But the Middle East has been particularly hard hit. According to the Water Stress Index, out of 37 countries in the world facing “extremely high” water distress, 15 are in the Middle East, with Qatar, Kuwait, Bahrain and Saudi Arabia heading the list.

 

For Syria and Iraq, the problem is Turkey and Ankara’s mania for dam building. Since 1975, Turkish dams have reduced the flow of water to Syria by 40 percent and to Iraq by 80 percent. According to the Iraqi Union of Farming Associations, up to 50 percent of the country’s agricultural land could be deprived of water, removing 124 million acres from production.

 

Iran and Syria have also built dams that reduce the flow of rivers that feed the Tigris and Euphrates, allowing salt water from the Persian Gulf to infiltrate the Shatt al-Arab waterway where the twin rivers converge. The salt has destroyed rich agricultural land in the south and wiped out much of the huge date farms for which Iraq was famous.

 

Half a century ago, Israel built the National Water Carrier canal diverting water from the Sea of Galilee, which is fed by the Jordan River. That turned the Jordan downstream of the Galilee into a muddy stream, which Israel prevents the Palestinians from using.

 

Jordanian and Syrian dams on the river’s tributaries have added to the problem, reducing the flow of the Jordan by 90 percent.

 

And according to the World Bank, Israel also takes 87 percent of the West Bank aquifers, leaving the Palestinians only 13 percent. The result is that Israelis on the West Bank have access to 240 liters a day per person. Israeli settlers get an extra 60 liters a day, leaving the Palestinians only 75 liters a day. The World Health Organization’s standard is 100 liters a day for each individual.

 

At 4,184 miles in length, the Nile River is the world’s longest—Brazil disputes the claim—and traverses 10 African countries. It is Egypt’s lifeblood providing both water and rich soil for the country’s agriculture. But a combination of drought and dams has reduced its flow over the past several decades.

EXTRACTED INFORMATION:
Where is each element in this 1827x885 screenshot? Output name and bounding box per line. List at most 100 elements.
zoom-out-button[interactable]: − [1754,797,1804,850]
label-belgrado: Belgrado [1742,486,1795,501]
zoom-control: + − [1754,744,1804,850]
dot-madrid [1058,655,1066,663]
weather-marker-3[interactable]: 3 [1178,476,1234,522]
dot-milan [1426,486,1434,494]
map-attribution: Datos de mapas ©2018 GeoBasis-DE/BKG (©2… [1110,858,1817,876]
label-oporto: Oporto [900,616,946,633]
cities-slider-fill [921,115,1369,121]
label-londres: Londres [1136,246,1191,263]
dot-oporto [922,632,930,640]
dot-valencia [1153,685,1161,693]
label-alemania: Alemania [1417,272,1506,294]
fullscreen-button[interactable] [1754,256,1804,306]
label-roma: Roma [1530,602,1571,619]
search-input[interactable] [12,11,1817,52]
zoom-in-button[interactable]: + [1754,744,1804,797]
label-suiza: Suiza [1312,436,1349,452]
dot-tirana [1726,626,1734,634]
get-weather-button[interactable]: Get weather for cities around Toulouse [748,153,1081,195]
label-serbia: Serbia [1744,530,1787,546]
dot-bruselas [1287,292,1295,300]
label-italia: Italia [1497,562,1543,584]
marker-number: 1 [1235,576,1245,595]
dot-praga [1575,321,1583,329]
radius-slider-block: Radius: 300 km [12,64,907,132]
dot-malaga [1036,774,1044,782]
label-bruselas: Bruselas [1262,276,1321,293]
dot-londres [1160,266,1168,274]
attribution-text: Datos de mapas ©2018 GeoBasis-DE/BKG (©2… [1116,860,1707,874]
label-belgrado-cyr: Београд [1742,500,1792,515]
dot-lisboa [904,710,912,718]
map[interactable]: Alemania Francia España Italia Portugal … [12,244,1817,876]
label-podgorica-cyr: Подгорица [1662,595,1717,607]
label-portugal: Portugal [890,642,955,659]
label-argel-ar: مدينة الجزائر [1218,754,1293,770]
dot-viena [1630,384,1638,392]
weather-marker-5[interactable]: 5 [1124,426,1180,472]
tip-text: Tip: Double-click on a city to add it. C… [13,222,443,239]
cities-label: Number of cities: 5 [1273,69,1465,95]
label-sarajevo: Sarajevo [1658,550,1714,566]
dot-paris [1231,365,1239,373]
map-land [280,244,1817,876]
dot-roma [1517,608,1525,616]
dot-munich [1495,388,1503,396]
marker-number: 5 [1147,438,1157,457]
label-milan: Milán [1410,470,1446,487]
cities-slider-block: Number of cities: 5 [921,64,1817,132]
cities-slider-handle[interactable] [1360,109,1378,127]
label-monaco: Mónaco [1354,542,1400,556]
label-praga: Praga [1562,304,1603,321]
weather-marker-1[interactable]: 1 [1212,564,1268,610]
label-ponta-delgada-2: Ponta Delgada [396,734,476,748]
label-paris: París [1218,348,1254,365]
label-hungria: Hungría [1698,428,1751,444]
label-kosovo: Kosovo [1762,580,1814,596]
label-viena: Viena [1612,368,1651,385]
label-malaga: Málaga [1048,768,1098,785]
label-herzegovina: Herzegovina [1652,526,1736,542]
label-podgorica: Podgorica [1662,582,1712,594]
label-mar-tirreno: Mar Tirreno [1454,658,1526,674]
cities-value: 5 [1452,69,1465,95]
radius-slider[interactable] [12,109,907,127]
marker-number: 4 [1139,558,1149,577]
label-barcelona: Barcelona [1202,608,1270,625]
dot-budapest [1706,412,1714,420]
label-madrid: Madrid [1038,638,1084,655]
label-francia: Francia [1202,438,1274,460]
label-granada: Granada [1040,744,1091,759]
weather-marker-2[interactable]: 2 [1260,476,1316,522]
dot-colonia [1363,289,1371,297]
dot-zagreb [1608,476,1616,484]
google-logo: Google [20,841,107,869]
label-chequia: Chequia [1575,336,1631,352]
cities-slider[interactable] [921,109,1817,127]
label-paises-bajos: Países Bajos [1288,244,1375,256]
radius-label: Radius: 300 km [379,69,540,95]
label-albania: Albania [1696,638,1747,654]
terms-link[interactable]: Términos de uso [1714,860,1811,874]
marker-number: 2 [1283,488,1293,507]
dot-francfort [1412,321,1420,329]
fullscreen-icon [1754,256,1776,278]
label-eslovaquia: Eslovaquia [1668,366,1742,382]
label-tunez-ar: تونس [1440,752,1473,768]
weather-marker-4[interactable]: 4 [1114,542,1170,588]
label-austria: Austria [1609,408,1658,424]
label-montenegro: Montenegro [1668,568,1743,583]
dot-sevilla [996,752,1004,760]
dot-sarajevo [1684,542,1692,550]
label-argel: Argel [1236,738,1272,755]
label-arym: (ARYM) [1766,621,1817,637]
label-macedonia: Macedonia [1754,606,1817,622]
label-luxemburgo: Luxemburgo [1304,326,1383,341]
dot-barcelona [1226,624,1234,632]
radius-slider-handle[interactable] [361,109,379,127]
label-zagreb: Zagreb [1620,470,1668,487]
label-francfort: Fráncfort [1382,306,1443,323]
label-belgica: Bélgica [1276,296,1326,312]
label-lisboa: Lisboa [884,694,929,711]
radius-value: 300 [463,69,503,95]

STATED TASK 1:
In the passage on water shortages, by what percent have Turkish dams reduced the flow of water to Iraq since 1975?
STATED TASK 2:
Copy out everything in the listing from its first line down to the line containing "label-roma: Roma [1530,602,1571,619]", both ends included.

CORRECT OUTPUT 1:
By 80 percent.

CORRECT OUTPUT 2:
Where is each element in this 1827x885 screenshot? Output name and bounding box per line. List at most 100 elements.
zoom-out-button[interactable]: − [1754,797,1804,850]
label-belgrado: Belgrado [1742,486,1795,501]
zoom-control: + − [1754,744,1804,850]
dot-madrid [1058,655,1066,663]
weather-marker-3[interactable]: 3 [1178,476,1234,522]
dot-milan [1426,486,1434,494]
map-attribution: Datos de mapas ©2018 GeoBasis-DE/BKG (©2… [1110,858,1817,876]
label-oporto: Oporto [900,616,946,633]
cities-slider-fill [921,115,1369,121]
label-londres: Londres [1136,246,1191,263]
dot-oporto [922,632,930,640]
dot-valencia [1153,685,1161,693]
label-alemania: Alemania [1417,272,1506,294]
fullscreen-button[interactable] [1754,256,1804,306]
label-roma: Roma [1530,602,1571,619]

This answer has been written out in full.